(Stored dataset items)
▼▼▼
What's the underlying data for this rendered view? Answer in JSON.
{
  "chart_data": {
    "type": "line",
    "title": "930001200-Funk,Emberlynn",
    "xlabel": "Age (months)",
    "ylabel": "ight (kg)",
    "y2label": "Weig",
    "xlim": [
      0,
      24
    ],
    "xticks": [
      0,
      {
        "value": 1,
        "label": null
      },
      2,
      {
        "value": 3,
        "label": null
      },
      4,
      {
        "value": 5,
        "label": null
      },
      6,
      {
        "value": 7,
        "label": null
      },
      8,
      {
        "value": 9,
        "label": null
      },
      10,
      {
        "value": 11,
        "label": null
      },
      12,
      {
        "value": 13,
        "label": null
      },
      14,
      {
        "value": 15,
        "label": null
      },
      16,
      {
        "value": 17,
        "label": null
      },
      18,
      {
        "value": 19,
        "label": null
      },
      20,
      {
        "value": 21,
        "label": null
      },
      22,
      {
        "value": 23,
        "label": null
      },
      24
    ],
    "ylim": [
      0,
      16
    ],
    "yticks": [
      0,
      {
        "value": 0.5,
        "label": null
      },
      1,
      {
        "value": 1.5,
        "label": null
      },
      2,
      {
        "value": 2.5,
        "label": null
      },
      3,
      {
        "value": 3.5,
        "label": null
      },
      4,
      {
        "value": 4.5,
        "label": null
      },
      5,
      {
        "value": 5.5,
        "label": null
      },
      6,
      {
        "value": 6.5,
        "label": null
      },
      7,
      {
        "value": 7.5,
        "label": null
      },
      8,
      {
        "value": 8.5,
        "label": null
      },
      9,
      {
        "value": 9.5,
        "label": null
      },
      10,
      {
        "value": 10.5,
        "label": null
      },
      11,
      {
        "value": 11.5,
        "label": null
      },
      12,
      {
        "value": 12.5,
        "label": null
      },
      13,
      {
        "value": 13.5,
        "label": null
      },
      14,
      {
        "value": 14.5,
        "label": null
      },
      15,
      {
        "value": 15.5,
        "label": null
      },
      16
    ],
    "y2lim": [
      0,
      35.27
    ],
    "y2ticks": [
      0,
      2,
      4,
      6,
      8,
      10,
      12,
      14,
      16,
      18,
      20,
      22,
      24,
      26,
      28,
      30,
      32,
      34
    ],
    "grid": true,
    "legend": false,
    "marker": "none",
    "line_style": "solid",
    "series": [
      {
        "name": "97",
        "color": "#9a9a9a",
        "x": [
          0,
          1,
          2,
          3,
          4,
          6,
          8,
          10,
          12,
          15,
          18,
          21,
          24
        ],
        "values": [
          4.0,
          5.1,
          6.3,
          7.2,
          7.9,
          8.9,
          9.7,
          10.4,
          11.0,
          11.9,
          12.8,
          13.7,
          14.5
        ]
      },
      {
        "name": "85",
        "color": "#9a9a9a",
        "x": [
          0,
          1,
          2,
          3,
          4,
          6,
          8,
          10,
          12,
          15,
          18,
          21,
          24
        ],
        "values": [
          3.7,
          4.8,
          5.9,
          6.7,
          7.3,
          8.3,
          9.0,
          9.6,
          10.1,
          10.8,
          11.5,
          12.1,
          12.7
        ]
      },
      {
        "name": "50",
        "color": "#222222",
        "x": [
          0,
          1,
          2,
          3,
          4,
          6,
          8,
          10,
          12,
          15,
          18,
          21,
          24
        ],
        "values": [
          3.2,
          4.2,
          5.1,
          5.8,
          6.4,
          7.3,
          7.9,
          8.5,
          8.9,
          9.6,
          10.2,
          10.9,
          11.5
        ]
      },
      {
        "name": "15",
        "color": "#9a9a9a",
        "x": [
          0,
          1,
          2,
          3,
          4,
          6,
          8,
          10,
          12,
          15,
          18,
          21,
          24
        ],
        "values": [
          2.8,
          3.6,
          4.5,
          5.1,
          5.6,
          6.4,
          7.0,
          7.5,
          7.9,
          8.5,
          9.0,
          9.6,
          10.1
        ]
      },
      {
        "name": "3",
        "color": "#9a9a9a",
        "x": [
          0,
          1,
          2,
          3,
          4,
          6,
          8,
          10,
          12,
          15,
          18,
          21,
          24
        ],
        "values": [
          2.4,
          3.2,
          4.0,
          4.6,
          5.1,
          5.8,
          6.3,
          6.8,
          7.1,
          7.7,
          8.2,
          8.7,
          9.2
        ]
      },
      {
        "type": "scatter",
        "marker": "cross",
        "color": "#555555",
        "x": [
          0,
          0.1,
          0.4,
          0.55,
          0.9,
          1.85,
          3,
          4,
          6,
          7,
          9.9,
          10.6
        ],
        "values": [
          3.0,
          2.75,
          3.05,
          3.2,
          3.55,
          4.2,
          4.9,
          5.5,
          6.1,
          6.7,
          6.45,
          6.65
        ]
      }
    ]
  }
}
▲▲▲
### Exercise goal
Copy all the records above exactly, missing none.

### Result
What's the underlying data for this rendered view? Answer in JSON.
{
  "chart_data": {
    "type": "line",
    "title": "930001200-Funk,Emberlynn",
    "xlabel": "Age (months)",
    "ylabel": "ight (kg)",
    "y2label": "Weig",
    "xlim": [
      0,
      24
    ],
    "xticks": [
      0,
      {
        "value": 1,
        "label": null
      },
      2,
      {
        "value": 3,
        "label": null
      },
      4,
      {
        "value": 5,
        "label": null
      },
      6,
      {
        "value": 7,
        "label": null
      },
      8,
      {
        "value": 9,
        "label": null
      },
      10,
      {
        "value": 11,
        "label": null
      },
      12,
      {
        "value": 13,
        "label": null
      },
      14,
      {
        "value": 15,
        "label": null
      },
      16,
      {
        "value": 17,
        "label": null
      },
      18,
      {
        "value": 19,
        "label": null
      },
      20,
      {
        "value": 21,
        "label": null
      },
      22,
      {
        "value": 23,
        "label": null
      },
      24
    ],
    "ylim": [
      0,
      16
    ],
    "yticks": [
      0,
      {
        "value": 0.5,
        "label": null
      },
      1,
      {
        "value": 1.5,
        "label": null
      },
      2,
      {
        "value": 2.5,
        "label": null
      },
      3,
      {
        "value": 3.5,
        "label": null
      },
      4,
      {
        "value": 4.5,
        "label": null
      },
      5,
      {
        "value": 5.5,
        "label": null
      },
      6,
      {
        "value": 6.5,
        "label": null
      },
      7,
      {
        "value": 7.5,
        "label": null
      },
      8,
      {
        "value": 8.5,
        "label": null
      },
      9,
      {
        "value": 9.5,
        "label": null
      },
      10,
      {
        "value": 10.5,
        "label": null
      },
      11,
      {
        "value": 11.5,
        "label": null
      },
      12,
      {
        "value": 12.5,
        "label": null
      },
      13,
      {
        "value": 13.5,
        "label": null
      },
      14,
      {
        "value": 14.5,
        "label": null
      },
      15,
      {
        "value": 15.5,
        "label": null
      },
      16
    ],
    "y2lim": [
      0,
      35.27
    ],
    "y2ticks": [
      0,
      2,
      4,
      6,
      8,
      10,
      12,
      14,
      16,
      18,
      20,
      22,
      24,
      26,
      28,
      30,
      32,
      34
    ],
    "grid": true,
    "legend": false,
    "marker": "none",
    "line_style": "solid",
    "series": [
      {
        "name": "97",
        "color": "#9a9a9a",
        "x": [
          0,
          1,
          2,
          3,
          4,
          6,
          8,
          10,
          12,
          15,
          18,
          21,
          24
        ],
        "values": [
          4.0,
          5.1,
          6.3,
          7.2,
          7.9,
          8.9,
          9.7,
          10.4,
          11.0,
          11.9,
          12.8,
          13.7,
          14.5
        ]
      },
      {
        "name": "85",
        "color": "#9a9a9a",
        "x": [
          0,
          1,
          2,
          3,
          4,
          6,
          8,
          10,
          12,
          15,
          18,
          21,
          24
        ],
        "values": [
          3.7,
          4.8,
          5.9,
          6.7,
          7.3,
          8.3,
          9.0,
          9.6,
          10.1,
          10.8,
          11.5,
          12.1,
          12.7
        ]
      },
      {
        "name": "50",
        "color": "#222222",
        "x": [
          0,
          1,
          2,
          3,
          4,
          6,
          8,
          10,
          12,
          15,
          18,
          21,
          24
        ],
        "values": [
          3.2,
          4.2,
          5.1,
          5.8,
          6.4,
          7.3,
          7.9,
          8.5,
          8.9,
          9.6,
          10.2,
          10.9,
          11.5
        ]
      },
      {
        "name": "15",
        "color": "#9a9a9a",
        "x": [
          0,
          1,
          2,
          3,
          4,
          6,
          8,
          10,
          12,
          15,
          18,
          21,
          24
        ],
        "values": [
          2.8,
          3.6,
          4.5,
          5.1,
          5.6,
          6.4,
          7.0,
          7.5,
          7.9,
          8.5,
          9.0,
          9.6,
          10.1
        ]
      },
      {
        "name": "3",
        "color": "#9a9a9a",
        "x": [
          0,
          1,
          2,
          3,
          4,
          6,
          8,
          10,
          12,
          15,
          18,
          21,
          24
        ],
        "values": [
          2.4,
          3.2,
          4.0,
          4.6,
          5.1,
          5.8,
          6.3,
          6.8,
          7.1,
          7.7,
          8.2,
          8.7,
          9.2
        ]
      },
      {
        "type": "scatter",
        "marker": "cross",
        "color": "#555555",
        "x": [
          0,
          0.1,
          0.4,
          0.55,
          0.9,
          1.85,
          3,
          4,
          6,
          7,
          9.9,
          10.6
        ],
        "values": [
          3.0,
          2.75,
          3.05,
          3.2,
          3.55,
          4.2,
          4.9,
          5.5,
          6.1,
          6.7,
          6.45,
          6.65
        ]
      }
    ]
  }
}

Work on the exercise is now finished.